**Aim**. Copy, in full, each line of the material that holds the word "confirmed".

++++ Available records ++++

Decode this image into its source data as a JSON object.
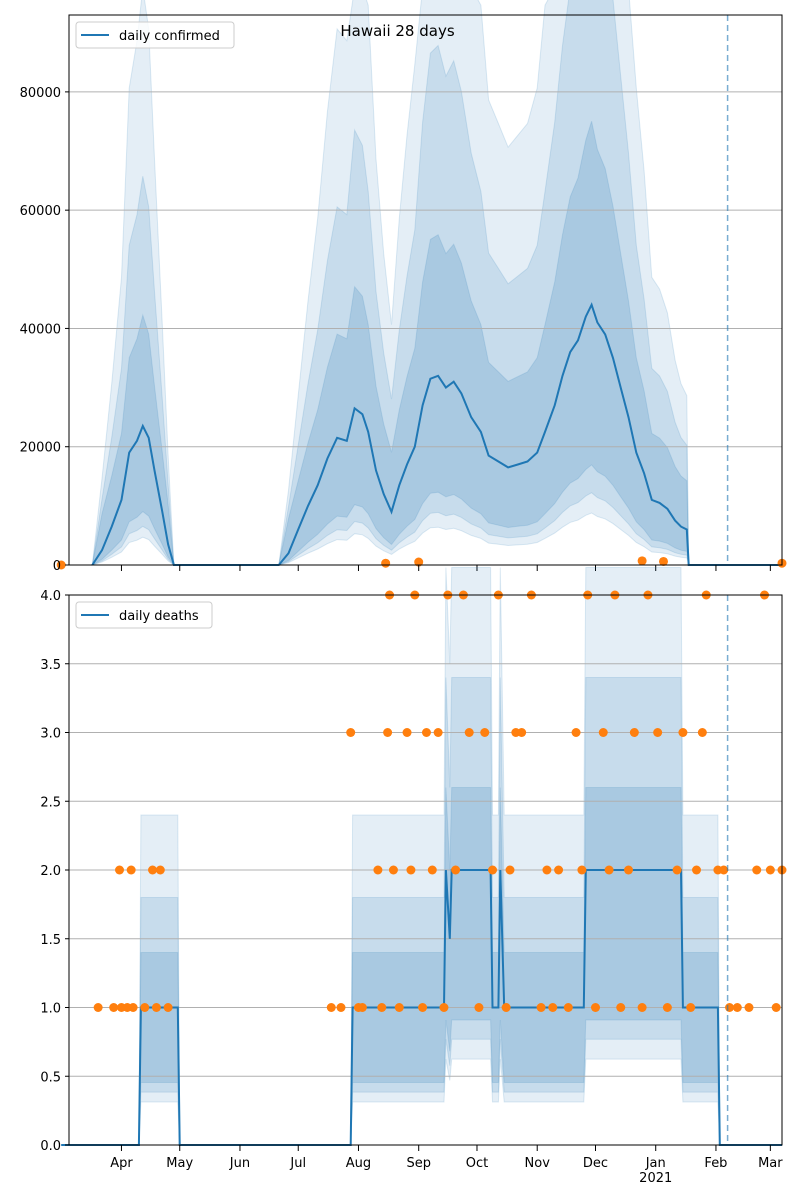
{
  "chart_data": [
    {
      "type": "line",
      "title": "Hawaii 28 days",
      "ylim": [
        0,
        93000
      ],
      "yticks": [
        0,
        20000,
        40000,
        60000,
        80000
      ],
      "grid": "y",
      "legend": {
        "placement": "top-left",
        "entries": [
          "daily confirmed"
        ]
      },
      "marker_vline": "2021-02-07",
      "series": [
        {
          "name": "daily confirmed",
          "points": [
            [
              "2020-03-17",
              0
            ],
            [
              "2020-03-22",
              2500
            ],
            [
              "2020-03-27",
              6500
            ],
            [
              "2020-04-01",
              11000
            ],
            [
              "2020-04-05",
              19000
            ],
            [
              "2020-04-09",
              21000
            ],
            [
              "2020-04-12",
              23500
            ],
            [
              "2020-04-15",
              21500
            ],
            [
              "2020-04-18",
              16000
            ],
            [
              "2020-04-22",
              9000
            ],
            [
              "2020-04-25",
              3500
            ],
            [
              "2020-04-28",
              0
            ],
            [
              "2020-06-21",
              0
            ],
            [
              "2020-06-26",
              2000
            ],
            [
              "2020-07-01",
              6000
            ],
            [
              "2020-07-06",
              10000
            ],
            [
              "2020-07-11",
              13500
            ],
            [
              "2020-07-16",
              18000
            ],
            [
              "2020-07-21",
              21500
            ],
            [
              "2020-07-26",
              21000
            ],
            [
              "2020-07-30",
              26500
            ],
            [
              "2020-08-03",
              25500
            ],
            [
              "2020-08-06",
              22500
            ],
            [
              "2020-08-10",
              16000
            ],
            [
              "2020-08-14",
              12000
            ],
            [
              "2020-08-18",
              9000
            ],
            [
              "2020-08-22",
              13500
            ],
            [
              "2020-08-26",
              17000
            ],
            [
              "2020-08-30",
              20000
            ],
            [
              "2020-09-03",
              27000
            ],
            [
              "2020-09-07",
              31500
            ],
            [
              "2020-09-11",
              32000
            ],
            [
              "2020-09-15",
              30000
            ],
            [
              "2020-09-19",
              31000
            ],
            [
              "2020-09-23",
              29000
            ],
            [
              "2020-09-28",
              25000
            ],
            [
              "2020-10-03",
              22500
            ],
            [
              "2020-10-07",
              18500
            ],
            [
              "2020-10-12",
              17500
            ],
            [
              "2020-10-17",
              16500
            ],
            [
              "2020-10-22",
              17000
            ],
            [
              "2020-10-27",
              17500
            ],
            [
              "2020-11-01",
              19000
            ],
            [
              "2020-11-05",
              22500
            ],
            [
              "2020-11-10",
              27000
            ],
            [
              "2020-11-14",
              32000
            ],
            [
              "2020-11-18",
              36000
            ],
            [
              "2020-11-22",
              38000
            ],
            [
              "2020-11-26",
              42000
            ],
            [
              "2020-11-29",
              44000
            ],
            [
              "2020-12-02",
              41000
            ],
            [
              "2020-12-06",
              39000
            ],
            [
              "2020-12-10",
              35000
            ],
            [
              "2020-12-14",
              30000
            ],
            [
              "2020-12-18",
              25000
            ],
            [
              "2020-12-22",
              19000
            ],
            [
              "2020-12-26",
              15500
            ],
            [
              "2020-12-30",
              11000
            ],
            [
              "2021-01-03",
              10500
            ],
            [
              "2021-01-07",
              9500
            ],
            [
              "2021-01-11",
              7500
            ],
            [
              "2021-01-14",
              6500
            ],
            [
              "2021-01-17",
              6000
            ],
            [
              "2021-01-18",
              0
            ],
            [
              "2021-03-07",
              0
            ]
          ]
        }
      ],
      "observed_points": [
        [
          "2020-03-01",
          0
        ],
        [
          "2020-08-15",
          300
        ],
        [
          "2020-09-01",
          500
        ],
        [
          "2020-12-25",
          700
        ],
        [
          "2021-01-05",
          600
        ],
        [
          "2021-03-07",
          300
        ]
      ]
    },
    {
      "type": "line",
      "ylim": [
        0,
        4
      ],
      "yticks": [
        "0.0",
        "0.5",
        "1.0",
        "1.5",
        "2.0",
        "2.5",
        "3.0",
        "3.5",
        "4.0"
      ],
      "grid": "y",
      "legend": {
        "placement": "top-left",
        "entries": [
          "daily deaths"
        ]
      },
      "marker_vline": "2021-02-07",
      "series": [
        {
          "name": "daily deaths",
          "points": [
            [
              "2020-03-01",
              0
            ],
            [
              "2020-04-10",
              0
            ],
            [
              "2020-04-11",
              1
            ],
            [
              "2020-04-30",
              1
            ],
            [
              "2020-05-01",
              0
            ],
            [
              "2020-07-28",
              0
            ],
            [
              "2020-07-29",
              1
            ],
            [
              "2020-09-14",
              1
            ],
            [
              "2020-09-15",
              2
            ],
            [
              "2020-09-17",
              1.5
            ],
            [
              "2020-09-18",
              2
            ],
            [
              "2020-10-08",
              2
            ],
            [
              "2020-10-09",
              1
            ],
            [
              "2020-10-12",
              1
            ],
            [
              "2020-10-13",
              2
            ],
            [
              "2020-10-15",
              1
            ],
            [
              "2020-11-25",
              1
            ],
            [
              "2020-11-26",
              2
            ],
            [
              "2021-01-14",
              2
            ],
            [
              "2021-01-15",
              1
            ],
            [
              "2021-02-02",
              1
            ],
            [
              "2021-02-03",
              0
            ],
            [
              "2021-03-07",
              0
            ]
          ]
        }
      ],
      "observed_points": [
        [
          "2020-03-20",
          1
        ],
        [
          "2020-03-28",
          1
        ],
        [
          "2020-03-31",
          2
        ],
        [
          "2020-04-01",
          1
        ],
        [
          "2020-04-04",
          1
        ],
        [
          "2020-04-06",
          2
        ],
        [
          "2020-04-07",
          1
        ],
        [
          "2020-04-13",
          1
        ],
        [
          "2020-04-17",
          2
        ],
        [
          "2020-04-19",
          1
        ],
        [
          "2020-04-21",
          2
        ],
        [
          "2020-04-25",
          1
        ],
        [
          "2020-07-18",
          1
        ],
        [
          "2020-07-23",
          1
        ],
        [
          "2020-07-28",
          3
        ],
        [
          "2020-08-01",
          1
        ],
        [
          "2020-08-03",
          1
        ],
        [
          "2020-08-11",
          2
        ],
        [
          "2020-08-13",
          1
        ],
        [
          "2020-08-16",
          3
        ],
        [
          "2020-08-17",
          4
        ],
        [
          "2020-08-19",
          2
        ],
        [
          "2020-08-22",
          1
        ],
        [
          "2020-08-26",
          3
        ],
        [
          "2020-08-28",
          2
        ],
        [
          "2020-08-30",
          4
        ],
        [
          "2020-09-03",
          1
        ],
        [
          "2020-09-05",
          3
        ],
        [
          "2020-09-08",
          2
        ],
        [
          "2020-09-11",
          3
        ],
        [
          "2020-09-14",
          1
        ],
        [
          "2020-09-16",
          4
        ],
        [
          "2020-09-20",
          2
        ],
        [
          "2020-09-24",
          4
        ],
        [
          "2020-09-27",
          3
        ],
        [
          "2020-10-02",
          1
        ],
        [
          "2020-10-05",
          3
        ],
        [
          "2020-10-09",
          2
        ],
        [
          "2020-10-12",
          4
        ],
        [
          "2020-10-16",
          1
        ],
        [
          "2020-10-18",
          2
        ],
        [
          "2020-10-21",
          3
        ],
        [
          "2020-10-24",
          3
        ],
        [
          "2020-10-29",
          4
        ],
        [
          "2020-11-03",
          1
        ],
        [
          "2020-11-06",
          2
        ],
        [
          "2020-11-09",
          1
        ],
        [
          "2020-11-12",
          2
        ],
        [
          "2020-11-17",
          1
        ],
        [
          "2020-11-21",
          3
        ],
        [
          "2020-11-24",
          2
        ],
        [
          "2020-11-27",
          4
        ],
        [
          "2020-12-01",
          1
        ],
        [
          "2020-12-05",
          3
        ],
        [
          "2020-12-08",
          2
        ],
        [
          "2020-12-11",
          4
        ],
        [
          "2020-12-14",
          1
        ],
        [
          "2020-12-18",
          2
        ],
        [
          "2020-12-21",
          3
        ],
        [
          "2020-12-25",
          1
        ],
        [
          "2020-12-28",
          4
        ],
        [
          "2021-01-02",
          3
        ],
        [
          "2021-01-07",
          1
        ],
        [
          "2021-01-12",
          2
        ],
        [
          "2021-01-15",
          3
        ],
        [
          "2021-01-19",
          1
        ],
        [
          "2021-01-22",
          2
        ],
        [
          "2021-01-25",
          3
        ],
        [
          "2021-01-27",
          4
        ],
        [
          "2021-02-02",
          2
        ],
        [
          "2021-02-05",
          2
        ],
        [
          "2021-02-08",
          1
        ],
        [
          "2021-02-12",
          1
        ],
        [
          "2021-02-18",
          1
        ],
        [
          "2021-02-22",
          2
        ],
        [
          "2021-02-26",
          4
        ],
        [
          "2021-03-01",
          2
        ],
        [
          "2021-03-04",
          1
        ],
        [
          "2021-03-07",
          2
        ]
      ]
    }
  ],
  "x_axis": {
    "month_labels": [
      "Apr",
      "May",
      "Jun",
      "Jul",
      "Aug",
      "Sep",
      "Oct",
      "Nov",
      "Dec",
      "Jan",
      "Feb",
      "Mar"
    ],
    "month_starts": [
      "2020-04-01",
      "2020-05-01",
      "2020-06-01",
      "2020-07-01",
      "2020-08-01",
      "2020-09-01",
      "2020-10-01",
      "2020-11-01",
      "2020-12-01",
      "2021-01-01",
      "2021-02-01",
      "2021-03-01"
    ],
    "year_label": "2021",
    "range": [
      "2020-03-05",
      "2021-03-07"
    ]
  },
  "colors": {
    "line": "#1f77b4",
    "observed": "#ff7f0e",
    "band": "#1f77b4",
    "grid": "#b0b0b0"
  }
}
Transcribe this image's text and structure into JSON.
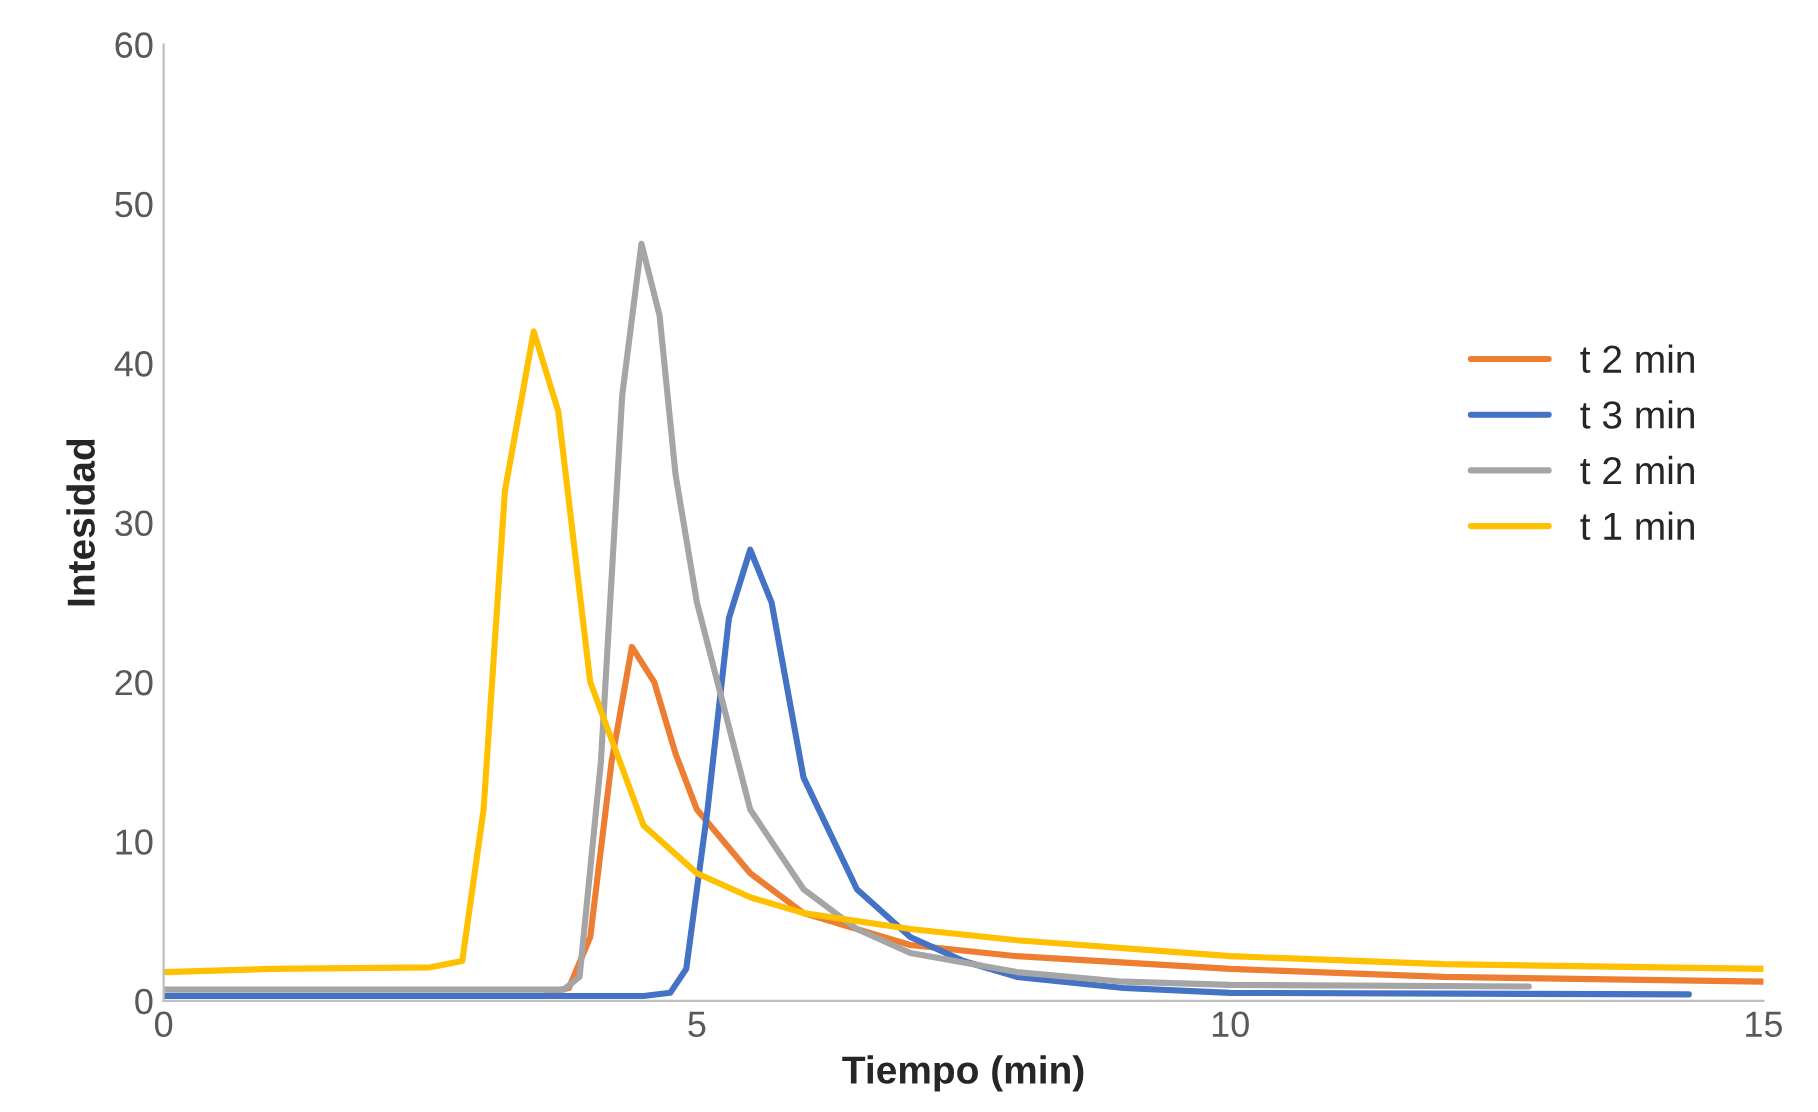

++++

**Correct result**.
          "daily confirmed"
          "name": "daily confirmed",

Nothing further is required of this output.